MATERIAL:
= = = =
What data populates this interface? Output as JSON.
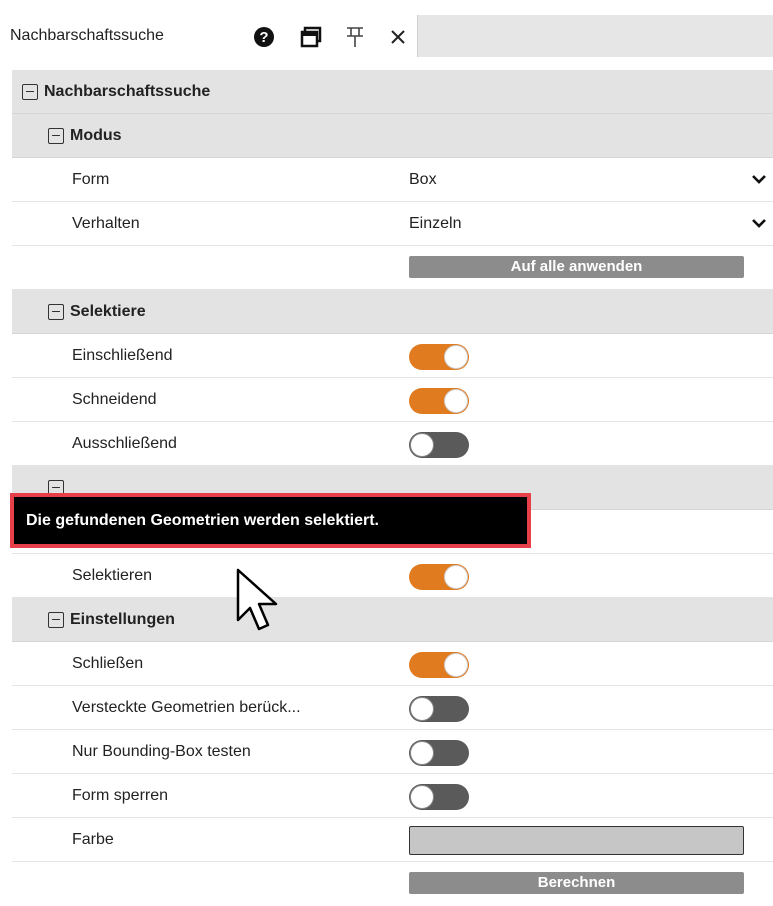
{
  "tab": {
    "title": "Nachbarschaftssuche",
    "icons": [
      "help-icon",
      "window-icon",
      "pin-icon",
      "close-icon"
    ]
  },
  "panel": {
    "root_title": "Nachbarschaftssuche",
    "modus": {
      "title": "Modus",
      "form_label": "Form",
      "form_value": "Box",
      "verhalten_label": "Verhalten",
      "verhalten_value": "Einzeln",
      "apply_button": "Auf alle anwenden"
    },
    "selektiere": {
      "title": "Selektiere",
      "items": [
        {
          "label": "Einschließend",
          "on": true
        },
        {
          "label": "Schneidend",
          "on": true
        },
        {
          "label": "Ausschließend",
          "on": false
        }
      ]
    },
    "hidden_section": {
      "items": [
        {
          "label": "Selektieren",
          "on": true
        }
      ]
    },
    "einstellungen": {
      "title": "Einstellungen",
      "items": [
        {
          "label": "Schließen",
          "on": true
        },
        {
          "label": "Versteckte Geometrien berück...",
          "on": false
        },
        {
          "label": "Nur Bounding-Box testen",
          "on": false
        },
        {
          "label": "Form sperren",
          "on": false
        }
      ],
      "farbe_label": "Farbe",
      "farbe_color": "#c6c6c6",
      "calc_button": "Berechnen"
    }
  },
  "tooltip": {
    "text": "Die gefundenen Geometrien werden selektiert."
  },
  "colors": {
    "accent": "#e07b20",
    "toggle_off": "#5a5a5a",
    "section_bg": "#e3e3e3",
    "button_bg": "#8c8c8c",
    "tooltip_border": "#e8404a"
  }
}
= = = =
PROBLEM DESCRIPTION: Locate the word "Nachbarschaftssuche" in the records above, and return each line that has it.

RESULT OF THIS EXERCISE:
    "title": "Nachbarschaftssuche",
    "root_title": "Nachbarschaftssuche",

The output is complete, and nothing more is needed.